(Dataset entries)
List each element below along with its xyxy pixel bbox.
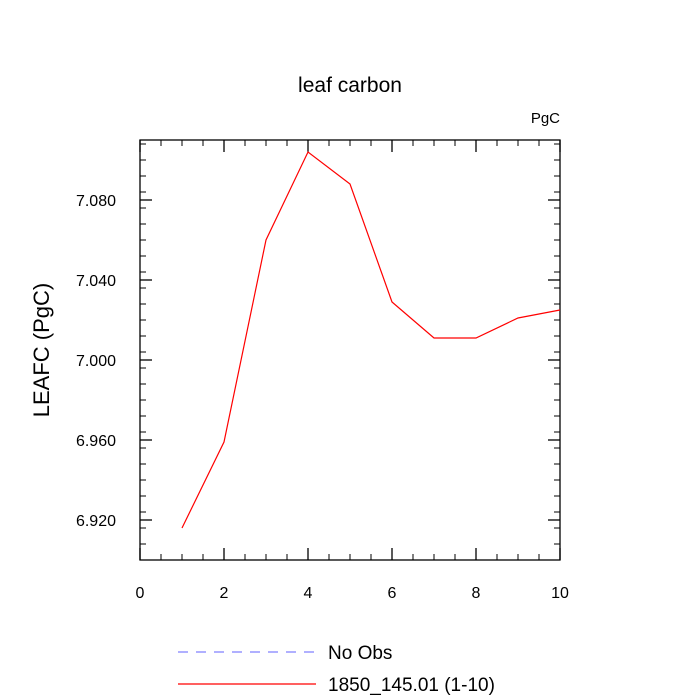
- legend: No Obs 1850_145.01 (1-10): [178, 643, 495, 696]
- y-axis-ticks: 6.920 6.960 7.000 7.040 7.080: [76, 143, 560, 545]
- y-axis-label: LEAFC (PgC): [29, 283, 54, 417]
- x-tick-label: 8: [472, 585, 481, 602]
- y-tick-label: 7.040: [76, 273, 116, 290]
- chart-title: leaf carbon: [298, 74, 402, 97]
- x-tick-label: 0: [136, 585, 145, 602]
- plot-frame: [139, 139, 561, 561]
- units-label: PgC: [531, 110, 560, 127]
- series-line: [181, 151, 561, 529]
- series-layer: [181, 151, 561, 529]
- y-tick-label: 6.960: [76, 433, 116, 450]
- x-tick-label: 6: [388, 585, 397, 602]
- x-tick-label: 4: [304, 585, 313, 602]
- x-tick-label: 10: [551, 585, 569, 602]
- x-axis-ticks: 0 2 4 6 8 10: [136, 140, 569, 602]
- y-tick-label: 6.920: [76, 513, 116, 530]
- y-tick-label: 7.000: [76, 353, 116, 370]
- legend-label: No Obs: [328, 643, 392, 664]
- x-tick-label: 2: [220, 585, 229, 602]
- legend-label: 1850_145.01 (1-10): [328, 675, 495, 696]
- y-tick-label: 7.080: [76, 193, 116, 210]
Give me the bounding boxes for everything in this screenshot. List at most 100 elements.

Task instructions:
Write out the lines from the one containing "- legend: No" through the end of the dataset entries, with both ends included and each line unchanged.

Exercise result:
- legend: No Obs 1850_145.01 (1-10): [178, 643, 495, 696]
- y-axis-ticks: 6.920 6.960 7.000 7.040 7.080: [76, 143, 560, 545]
- y-axis-label: LEAFC (PgC): [29, 283, 54, 417]
- x-tick-label: 8: [472, 585, 481, 602]
- y-tick-label: 7.040: [76, 273, 116, 290]
- chart-title: leaf carbon: [298, 74, 402, 97]
- x-tick-label: 0: [136, 585, 145, 602]
- plot-frame: [139, 139, 561, 561]
- units-label: PgC: [531, 110, 560, 127]
- series-line: [181, 151, 561, 529]
- series-layer: [181, 151, 561, 529]
- y-tick-label: 6.960: [76, 433, 116, 450]
- x-tick-label: 6: [388, 585, 397, 602]
- x-tick-label: 4: [304, 585, 313, 602]
- x-tick-label: 10: [551, 585, 569, 602]
- x-axis-ticks: 0 2 4 6 8 10: [136, 140, 569, 602]
- y-tick-label: 6.920: [76, 513, 116, 530]
- y-tick-label: 7.000: [76, 353, 116, 370]
- legend-label: No Obs: [328, 643, 392, 664]
- x-tick-label: 2: [220, 585, 229, 602]
- legend-label: 1850_145.01 (1-10): [328, 675, 495, 696]
- y-tick-label: 7.080: [76, 193, 116, 210]
Give me the bounding boxes for everything in this screenshot. List at most 100 elements.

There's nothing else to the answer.